**Stated problem:** Only a number is wanted: the count of lines in this listing that contain "color".

**Data section:**
-*-*-
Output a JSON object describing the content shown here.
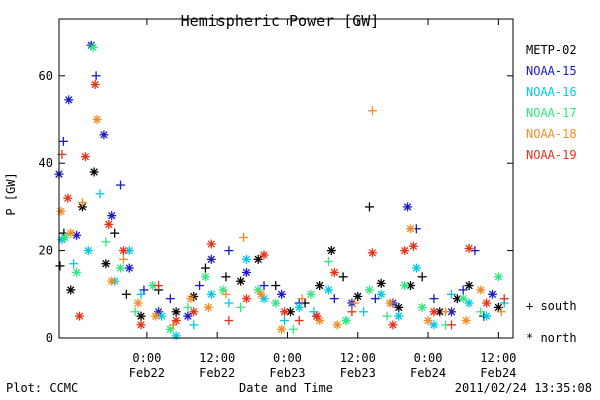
{
  "chart_data": {
    "type": "scatter",
    "title": "Hemispheric Power [GW]",
    "ylabel": "P [GW]",
    "xlabel": "Date and Time",
    "ylim": [
      0,
      73
    ],
    "y_ticks": [
      0,
      20,
      40,
      60
    ],
    "xlim": [
      "2011-02-21 09:00",
      "2011-02-24 14:30"
    ],
    "x_ticks": [
      {
        "time": "2011-02-22 00:00",
        "line1": "0:00",
        "line2": "Feb22"
      },
      {
        "time": "2011-02-22 12:00",
        "line1": "12:00",
        "line2": "Feb22"
      },
      {
        "time": "2011-02-23 00:00",
        "line1": "0:00",
        "line2": "Feb23"
      },
      {
        "time": "2011-02-23 12:00",
        "line1": "12:00",
        "line2": "Feb23"
      },
      {
        "time": "2011-02-24 00:00",
        "line1": "0:00",
        "line2": "Feb24"
      },
      {
        "time": "2011-02-24 12:00",
        "line1": "12:00",
        "line2": "Feb24"
      }
    ],
    "legend_position": "right",
    "series": [
      {
        "name": "METP-02",
        "color": "#000000",
        "points": [
          [
            "2011-02-21 09:10",
            16.5,
            "+"
          ],
          [
            "2011-02-21 09:50",
            24,
            "+"
          ],
          [
            "2011-02-21 11:00",
            11,
            "*"
          ],
          [
            "2011-02-21 13:00",
            30,
            "*"
          ],
          [
            "2011-02-21 15:00",
            38,
            "*"
          ],
          [
            "2011-02-21 17:00",
            17,
            "*"
          ],
          [
            "2011-02-21 18:30",
            24,
            "+"
          ],
          [
            "2011-02-21 20:30",
            10,
            "+"
          ],
          [
            "2011-02-21 23:00",
            5,
            "*"
          ],
          [
            "2011-02-22 02:00",
            11,
            "+"
          ],
          [
            "2011-02-22 05:00",
            6,
            "*"
          ],
          [
            "2011-02-22 08:00",
            9.5,
            "*"
          ],
          [
            "2011-02-22 10:00",
            16,
            "+"
          ],
          [
            "2011-02-22 13:30",
            14,
            "+"
          ],
          [
            "2011-02-22 16:00",
            13,
            "*"
          ],
          [
            "2011-02-22 19:00",
            18,
            "*"
          ],
          [
            "2011-02-22 22:00",
            12,
            "+"
          ],
          [
            "2011-02-23 00:30",
            6,
            "*"
          ],
          [
            "2011-02-23 03:00",
            8,
            "+"
          ],
          [
            "2011-02-23 05:30",
            12,
            "*"
          ],
          [
            "2011-02-23 07:30",
            20,
            "*"
          ],
          [
            "2011-02-23 09:30",
            14,
            "+"
          ],
          [
            "2011-02-23 12:00",
            9.5,
            "*"
          ],
          [
            "2011-02-23 14:00",
            30,
            "+"
          ],
          [
            "2011-02-23 16:00",
            12.5,
            "*"
          ],
          [
            "2011-02-23 19:00",
            7,
            "*"
          ],
          [
            "2011-02-23 21:00",
            12,
            "*"
          ],
          [
            "2011-02-23 23:00",
            14,
            "+"
          ],
          [
            "2011-02-24 02:00",
            6,
            "*"
          ],
          [
            "2011-02-24 05:00",
            9,
            "*"
          ],
          [
            "2011-02-24 07:00",
            12,
            "*"
          ],
          [
            "2011-02-24 09:30",
            5,
            "+"
          ],
          [
            "2011-02-24 12:00",
            7,
            "*"
          ]
        ]
      },
      {
        "name": "NOAA-15",
        "color": "#1a1ac8",
        "points": [
          [
            "2011-02-21 09:00",
            37.5,
            "*"
          ],
          [
            "2011-02-21 09:45",
            45,
            "+"
          ],
          [
            "2011-02-21 10:40",
            54.5,
            "*"
          ],
          [
            "2011-02-21 12:00",
            23.5,
            "*"
          ],
          [
            "2011-02-21 14:30",
            67,
            "*"
          ],
          [
            "2011-02-21 15:20",
            60,
            "+"
          ],
          [
            "2011-02-21 16:40",
            46.5,
            "*"
          ],
          [
            "2011-02-21 18:00",
            28,
            "*"
          ],
          [
            "2011-02-21 19:30",
            35,
            "+"
          ],
          [
            "2011-02-21 21:00",
            16,
            "*"
          ],
          [
            "2011-02-21 23:30",
            11,
            "+"
          ],
          [
            "2011-02-22 02:00",
            6,
            "*"
          ],
          [
            "2011-02-22 04:00",
            9,
            "+"
          ],
          [
            "2011-02-22 07:00",
            5,
            "*"
          ],
          [
            "2011-02-22 09:00",
            12,
            "+"
          ],
          [
            "2011-02-22 11:00",
            18,
            "*"
          ],
          [
            "2011-02-22 14:00",
            20,
            "+"
          ],
          [
            "2011-02-22 17:00",
            15,
            "*"
          ],
          [
            "2011-02-22 20:00",
            12,
            "+"
          ],
          [
            "2011-02-22 23:00",
            10,
            "*"
          ],
          [
            "2011-02-23 02:00",
            8,
            "+"
          ],
          [
            "2011-02-23 05:00",
            5,
            "*"
          ],
          [
            "2011-02-23 08:00",
            9,
            "+"
          ],
          [
            "2011-02-23 11:00",
            8,
            "*"
          ],
          [
            "2011-02-23 15:00",
            9,
            "+"
          ],
          [
            "2011-02-23 18:00",
            8,
            "*"
          ],
          [
            "2011-02-23 20:30",
            30,
            "*"
          ],
          [
            "2011-02-23 22:00",
            25,
            "+"
          ],
          [
            "2011-02-24 01:00",
            9,
            "+"
          ],
          [
            "2011-02-24 04:00",
            6,
            "*"
          ],
          [
            "2011-02-24 06:00",
            11,
            "+"
          ],
          [
            "2011-02-24 08:00",
            20,
            "+"
          ],
          [
            "2011-02-24 11:00",
            10,
            "*"
          ]
        ]
      },
      {
        "name": "NOAA-16",
        "color": "#00c8e6",
        "points": [
          [
            "2011-02-21 09:30",
            22.5,
            "*"
          ],
          [
            "2011-02-21 11:30",
            17,
            "+"
          ],
          [
            "2011-02-21 14:00",
            20,
            "*"
          ],
          [
            "2011-02-21 16:00",
            33,
            "+"
          ],
          [
            "2011-02-21 18:30",
            13,
            "*"
          ],
          [
            "2011-02-21 21:00",
            20,
            "*"
          ],
          [
            "2011-02-21 23:00",
            10,
            "+"
          ],
          [
            "2011-02-22 02:30",
            5,
            "*"
          ],
          [
            "2011-02-22 05:00",
            0.5,
            "*"
          ],
          [
            "2011-02-22 08:00",
            3,
            "+"
          ],
          [
            "2011-02-22 11:00",
            10,
            "*"
          ],
          [
            "2011-02-22 14:00",
            8,
            "+"
          ],
          [
            "2011-02-22 17:00",
            18,
            "*"
          ],
          [
            "2011-02-22 20:00",
            9,
            "*"
          ],
          [
            "2011-02-22 23:30",
            4,
            "+"
          ],
          [
            "2011-02-23 02:00",
            7,
            "*"
          ],
          [
            "2011-02-23 04:30",
            6,
            "+"
          ],
          [
            "2011-02-23 07:00",
            11,
            "*"
          ],
          [
            "2011-02-23 10:00",
            4,
            "*"
          ],
          [
            "2011-02-23 13:00",
            6,
            "+"
          ],
          [
            "2011-02-23 16:00",
            10,
            "*"
          ],
          [
            "2011-02-23 19:00",
            5,
            "*"
          ],
          [
            "2011-02-23 22:00",
            16,
            "*"
          ],
          [
            "2011-02-24 01:00",
            3,
            "*"
          ],
          [
            "2011-02-24 04:00",
            10,
            "+"
          ],
          [
            "2011-02-24 07:00",
            8,
            "*"
          ],
          [
            "2011-02-24 10:00",
            5,
            "*"
          ],
          [
            "2011-02-24 13:00",
            8,
            "+"
          ]
        ]
      },
      {
        "name": "NOAA-17",
        "color": "#33e680",
        "points": [
          [
            "2011-02-21 10:00",
            23,
            "*"
          ],
          [
            "2011-02-21 12:00",
            15,
            "*"
          ],
          [
            "2011-02-21 14:50",
            66.5,
            "*"
          ],
          [
            "2011-02-21 17:00",
            22,
            "+"
          ],
          [
            "2011-02-21 19:30",
            16,
            "*"
          ],
          [
            "2011-02-21 22:00",
            6,
            "+"
          ],
          [
            "2011-02-22 01:00",
            12,
            "*"
          ],
          [
            "2011-02-22 04:00",
            2,
            "*"
          ],
          [
            "2011-02-22 07:00",
            7,
            "+"
          ],
          [
            "2011-02-22 10:00",
            14,
            "*"
          ],
          [
            "2011-02-22 13:00",
            11,
            "*"
          ],
          [
            "2011-02-22 16:00",
            7,
            "+"
          ],
          [
            "2011-02-22 19:00",
            11,
            "*"
          ],
          [
            "2011-02-22 22:00",
            8,
            "*"
          ],
          [
            "2011-02-23 01:00",
            2,
            "+"
          ],
          [
            "2011-02-23 04:00",
            10,
            "*"
          ],
          [
            "2011-02-23 07:00",
            17.5,
            "+"
          ],
          [
            "2011-02-23 10:00",
            4,
            "*"
          ],
          [
            "2011-02-23 14:00",
            11,
            "*"
          ],
          [
            "2011-02-23 17:00",
            5,
            "+"
          ],
          [
            "2011-02-23 20:00",
            12,
            "*"
          ],
          [
            "2011-02-23 23:00",
            7,
            "*"
          ],
          [
            "2011-02-24 03:00",
            3,
            "+"
          ],
          [
            "2011-02-24 06:00",
            9,
            "*"
          ],
          [
            "2011-02-24 09:00",
            6,
            "+"
          ],
          [
            "2011-02-24 12:00",
            14,
            "*"
          ]
        ]
      },
      {
        "name": "NOAA-18",
        "color": "#f08c28",
        "points": [
          [
            "2011-02-21 09:20",
            29,
            "*"
          ],
          [
            "2011-02-21 11:00",
            24,
            "*"
          ],
          [
            "2011-02-21 13:00",
            31,
            "+"
          ],
          [
            "2011-02-21 15:30",
            50,
            "*"
          ],
          [
            "2011-02-21 18:00",
            13,
            "*"
          ],
          [
            "2011-02-21 20:00",
            18,
            "+"
          ],
          [
            "2011-02-21 22:30",
            8,
            "*"
          ],
          [
            "2011-02-22 01:30",
            5,
            "*"
          ],
          [
            "2011-02-22 04:30",
            3,
            "+"
          ],
          [
            "2011-02-22 07:30",
            9,
            "*"
          ],
          [
            "2011-02-22 10:30",
            7,
            "*"
          ],
          [
            "2011-02-22 13:30",
            10,
            "+"
          ],
          [
            "2011-02-22 16:30",
            23,
            "+"
          ],
          [
            "2011-02-22 19:30",
            10,
            "*"
          ],
          [
            "2011-02-22 23:00",
            2,
            "*"
          ],
          [
            "2011-02-23 02:30",
            9,
            "+"
          ],
          [
            "2011-02-23 05:30",
            4,
            "*"
          ],
          [
            "2011-02-23 08:30",
            3,
            "*"
          ],
          [
            "2011-02-23 11:30",
            8,
            "+"
          ],
          [
            "2011-02-23 14:30",
            52,
            "+"
          ],
          [
            "2011-02-23 17:30",
            8,
            "*"
          ],
          [
            "2011-02-23 21:00",
            25,
            "*"
          ],
          [
            "2011-02-24 00:00",
            4,
            "*"
          ],
          [
            "2011-02-24 03:00",
            6,
            "+"
          ],
          [
            "2011-02-24 06:30",
            4,
            "*"
          ],
          [
            "2011-02-24 09:00",
            11,
            "*"
          ],
          [
            "2011-02-24 12:30",
            6,
            "+"
          ]
        ]
      },
      {
        "name": "NOAA-19",
        "color": "#e63219",
        "points": [
          [
            "2011-02-21 09:30",
            42,
            "+"
          ],
          [
            "2011-02-21 10:30",
            32,
            "*"
          ],
          [
            "2011-02-21 12:30",
            5,
            "*"
          ],
          [
            "2011-02-21 13:30",
            41.5,
            "*"
          ],
          [
            "2011-02-21 15:10",
            58,
            "*"
          ],
          [
            "2011-02-21 17:30",
            26,
            "*"
          ],
          [
            "2011-02-21 20:00",
            20,
            "*"
          ],
          [
            "2011-02-21 23:00",
            3,
            "*"
          ],
          [
            "2011-02-22 02:00",
            12,
            "+"
          ],
          [
            "2011-02-22 05:00",
            4,
            "*"
          ],
          [
            "2011-02-22 08:00",
            6,
            "*"
          ],
          [
            "2011-02-22 11:00",
            21.5,
            "*"
          ],
          [
            "2011-02-22 14:00",
            4,
            "+"
          ],
          [
            "2011-02-22 17:00",
            9,
            "*"
          ],
          [
            "2011-02-22 20:00",
            19,
            "*"
          ],
          [
            "2011-02-22 23:30",
            6,
            "*"
          ],
          [
            "2011-02-23 02:00",
            4,
            "+"
          ],
          [
            "2011-02-23 05:00",
            5,
            "*"
          ],
          [
            "2011-02-23 08:00",
            15,
            "*"
          ],
          [
            "2011-02-23 11:00",
            6,
            "+"
          ],
          [
            "2011-02-23 14:30",
            19.5,
            "*"
          ],
          [
            "2011-02-23 18:00",
            3,
            "*"
          ],
          [
            "2011-02-23 20:00",
            20,
            "*"
          ],
          [
            "2011-02-23 21:30",
            21,
            "*"
          ],
          [
            "2011-02-24 01:00",
            6,
            "*"
          ],
          [
            "2011-02-24 04:00",
            3,
            "+"
          ],
          [
            "2011-02-24 07:00",
            20.5,
            "*"
          ],
          [
            "2011-02-24 10:00",
            8,
            "*"
          ],
          [
            "2011-02-24 13:00",
            9,
            "+"
          ]
        ]
      }
    ]
  },
  "marker_legend": [
    {
      "symbol": "+",
      "label": "south"
    },
    {
      "symbol": "*",
      "label": "north"
    }
  ],
  "footer": {
    "left": "Plot: CCMC",
    "right": "2011/02/24 13:35:08"
  }
}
-*-*-
**Full answer:** 6